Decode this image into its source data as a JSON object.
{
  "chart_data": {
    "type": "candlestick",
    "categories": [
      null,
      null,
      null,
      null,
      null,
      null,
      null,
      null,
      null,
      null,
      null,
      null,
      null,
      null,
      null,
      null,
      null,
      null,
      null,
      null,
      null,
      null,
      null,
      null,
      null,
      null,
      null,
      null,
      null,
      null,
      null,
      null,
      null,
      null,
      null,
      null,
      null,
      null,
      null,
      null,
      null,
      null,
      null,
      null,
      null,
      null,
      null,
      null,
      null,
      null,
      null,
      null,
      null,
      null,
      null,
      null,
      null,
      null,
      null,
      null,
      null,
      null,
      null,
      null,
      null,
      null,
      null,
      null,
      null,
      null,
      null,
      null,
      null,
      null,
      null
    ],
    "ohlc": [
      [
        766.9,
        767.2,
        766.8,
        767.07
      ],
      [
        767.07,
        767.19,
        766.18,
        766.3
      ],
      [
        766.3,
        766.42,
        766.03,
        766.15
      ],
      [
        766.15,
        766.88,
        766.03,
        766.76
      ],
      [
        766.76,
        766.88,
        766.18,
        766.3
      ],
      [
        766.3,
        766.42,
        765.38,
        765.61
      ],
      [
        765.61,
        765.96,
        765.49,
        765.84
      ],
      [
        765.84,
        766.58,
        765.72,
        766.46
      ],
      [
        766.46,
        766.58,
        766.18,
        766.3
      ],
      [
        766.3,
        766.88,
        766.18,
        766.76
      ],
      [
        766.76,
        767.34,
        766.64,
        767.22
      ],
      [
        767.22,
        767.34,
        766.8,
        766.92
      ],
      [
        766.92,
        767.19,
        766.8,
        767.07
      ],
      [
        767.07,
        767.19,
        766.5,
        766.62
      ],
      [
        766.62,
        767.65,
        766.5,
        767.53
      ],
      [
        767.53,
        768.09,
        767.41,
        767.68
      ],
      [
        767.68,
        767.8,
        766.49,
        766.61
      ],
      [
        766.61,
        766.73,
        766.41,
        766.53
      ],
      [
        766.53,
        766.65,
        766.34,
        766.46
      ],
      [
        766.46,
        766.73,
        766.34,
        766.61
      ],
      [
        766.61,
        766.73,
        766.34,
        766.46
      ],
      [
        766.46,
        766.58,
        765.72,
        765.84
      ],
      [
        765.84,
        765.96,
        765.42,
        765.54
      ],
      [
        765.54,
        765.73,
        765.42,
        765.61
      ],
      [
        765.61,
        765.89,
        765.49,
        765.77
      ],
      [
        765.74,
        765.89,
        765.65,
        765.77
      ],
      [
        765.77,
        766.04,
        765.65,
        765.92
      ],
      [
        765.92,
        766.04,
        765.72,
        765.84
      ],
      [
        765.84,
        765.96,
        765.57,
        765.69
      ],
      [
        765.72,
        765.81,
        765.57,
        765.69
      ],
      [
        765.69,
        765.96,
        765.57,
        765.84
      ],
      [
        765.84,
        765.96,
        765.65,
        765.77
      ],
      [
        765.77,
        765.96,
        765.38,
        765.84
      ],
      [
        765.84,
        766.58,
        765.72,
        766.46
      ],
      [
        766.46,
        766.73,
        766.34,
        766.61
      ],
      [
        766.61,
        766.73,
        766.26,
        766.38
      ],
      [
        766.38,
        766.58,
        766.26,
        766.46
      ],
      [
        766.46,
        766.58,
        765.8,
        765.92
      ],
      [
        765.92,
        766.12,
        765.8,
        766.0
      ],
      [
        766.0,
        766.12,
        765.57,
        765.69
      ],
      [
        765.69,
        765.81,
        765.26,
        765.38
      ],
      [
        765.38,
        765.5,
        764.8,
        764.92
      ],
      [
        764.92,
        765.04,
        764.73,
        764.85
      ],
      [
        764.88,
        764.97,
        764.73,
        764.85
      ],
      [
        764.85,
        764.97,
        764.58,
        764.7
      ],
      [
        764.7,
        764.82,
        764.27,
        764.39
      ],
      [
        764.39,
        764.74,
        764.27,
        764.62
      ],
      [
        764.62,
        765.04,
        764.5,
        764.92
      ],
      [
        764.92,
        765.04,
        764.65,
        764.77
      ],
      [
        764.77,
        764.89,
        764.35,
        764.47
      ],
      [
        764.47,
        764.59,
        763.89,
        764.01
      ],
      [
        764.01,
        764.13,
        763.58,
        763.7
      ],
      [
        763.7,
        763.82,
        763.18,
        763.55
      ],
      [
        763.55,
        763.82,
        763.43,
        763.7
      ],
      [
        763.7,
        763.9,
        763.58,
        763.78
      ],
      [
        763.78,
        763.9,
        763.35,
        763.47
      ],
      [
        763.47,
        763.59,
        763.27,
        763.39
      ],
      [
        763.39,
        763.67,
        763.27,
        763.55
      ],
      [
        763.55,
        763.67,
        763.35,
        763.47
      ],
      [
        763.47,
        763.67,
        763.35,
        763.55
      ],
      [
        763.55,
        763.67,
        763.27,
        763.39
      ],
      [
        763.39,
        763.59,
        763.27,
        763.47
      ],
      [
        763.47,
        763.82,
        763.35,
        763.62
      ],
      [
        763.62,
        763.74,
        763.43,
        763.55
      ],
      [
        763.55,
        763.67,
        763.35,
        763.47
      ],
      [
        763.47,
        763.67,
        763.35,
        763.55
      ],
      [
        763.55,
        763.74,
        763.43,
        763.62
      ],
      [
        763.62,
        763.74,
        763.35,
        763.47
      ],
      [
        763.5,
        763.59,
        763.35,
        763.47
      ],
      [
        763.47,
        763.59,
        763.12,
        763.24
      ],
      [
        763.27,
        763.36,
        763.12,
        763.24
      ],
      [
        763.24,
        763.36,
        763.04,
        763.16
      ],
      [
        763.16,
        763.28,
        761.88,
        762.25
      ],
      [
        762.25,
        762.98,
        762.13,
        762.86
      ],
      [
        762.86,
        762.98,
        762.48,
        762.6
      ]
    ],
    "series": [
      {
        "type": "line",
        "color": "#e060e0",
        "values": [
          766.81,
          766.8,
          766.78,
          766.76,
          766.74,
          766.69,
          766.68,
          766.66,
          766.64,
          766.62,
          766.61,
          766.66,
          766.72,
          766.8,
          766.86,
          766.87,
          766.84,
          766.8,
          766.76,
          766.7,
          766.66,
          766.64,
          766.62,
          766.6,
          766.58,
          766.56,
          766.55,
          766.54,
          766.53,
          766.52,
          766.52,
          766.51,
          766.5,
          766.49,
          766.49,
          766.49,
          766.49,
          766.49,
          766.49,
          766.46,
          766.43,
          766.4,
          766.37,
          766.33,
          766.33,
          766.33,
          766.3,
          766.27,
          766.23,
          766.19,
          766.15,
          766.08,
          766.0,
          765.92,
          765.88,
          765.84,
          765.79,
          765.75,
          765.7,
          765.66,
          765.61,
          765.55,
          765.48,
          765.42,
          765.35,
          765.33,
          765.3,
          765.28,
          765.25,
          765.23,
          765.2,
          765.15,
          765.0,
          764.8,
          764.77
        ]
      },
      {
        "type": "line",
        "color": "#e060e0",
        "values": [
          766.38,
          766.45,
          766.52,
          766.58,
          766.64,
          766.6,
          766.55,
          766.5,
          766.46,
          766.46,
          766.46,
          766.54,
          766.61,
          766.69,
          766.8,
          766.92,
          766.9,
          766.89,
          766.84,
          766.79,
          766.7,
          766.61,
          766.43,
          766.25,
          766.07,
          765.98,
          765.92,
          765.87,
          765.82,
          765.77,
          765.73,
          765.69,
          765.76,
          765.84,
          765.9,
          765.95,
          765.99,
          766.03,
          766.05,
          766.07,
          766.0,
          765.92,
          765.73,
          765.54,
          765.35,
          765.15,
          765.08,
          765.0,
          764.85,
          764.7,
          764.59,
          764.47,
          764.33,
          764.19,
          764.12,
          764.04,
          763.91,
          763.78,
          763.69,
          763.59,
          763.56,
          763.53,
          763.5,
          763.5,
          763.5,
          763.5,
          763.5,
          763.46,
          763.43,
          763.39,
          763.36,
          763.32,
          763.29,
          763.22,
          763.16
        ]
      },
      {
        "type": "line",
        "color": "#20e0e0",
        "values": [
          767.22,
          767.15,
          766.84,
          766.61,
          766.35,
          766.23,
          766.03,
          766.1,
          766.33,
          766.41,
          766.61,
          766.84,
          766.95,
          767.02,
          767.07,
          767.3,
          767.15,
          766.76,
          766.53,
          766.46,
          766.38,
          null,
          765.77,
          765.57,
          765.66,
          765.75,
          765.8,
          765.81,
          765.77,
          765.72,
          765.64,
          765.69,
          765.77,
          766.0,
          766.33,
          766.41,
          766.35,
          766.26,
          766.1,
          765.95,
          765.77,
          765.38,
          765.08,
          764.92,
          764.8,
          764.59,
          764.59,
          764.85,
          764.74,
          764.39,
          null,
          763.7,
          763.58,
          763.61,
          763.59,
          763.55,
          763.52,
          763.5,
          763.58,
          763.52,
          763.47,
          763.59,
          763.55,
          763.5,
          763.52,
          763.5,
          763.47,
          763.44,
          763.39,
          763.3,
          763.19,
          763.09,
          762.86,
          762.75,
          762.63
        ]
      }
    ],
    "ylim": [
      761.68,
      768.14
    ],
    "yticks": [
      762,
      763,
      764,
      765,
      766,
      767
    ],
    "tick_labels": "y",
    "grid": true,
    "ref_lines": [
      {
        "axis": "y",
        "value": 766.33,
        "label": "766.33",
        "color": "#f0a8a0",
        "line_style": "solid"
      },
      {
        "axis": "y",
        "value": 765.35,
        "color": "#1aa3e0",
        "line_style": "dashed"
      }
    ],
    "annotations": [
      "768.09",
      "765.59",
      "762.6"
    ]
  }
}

---*---

◆ Exercise directions:
Find each line holding the word "color" and copy it.

◆ Complete output:
        "color": "#e060e0",
        "color": "#e060e0",
        "color": "#20e0e0",
        "color": "#f0a8a0",
        "color": "#1aa3e0",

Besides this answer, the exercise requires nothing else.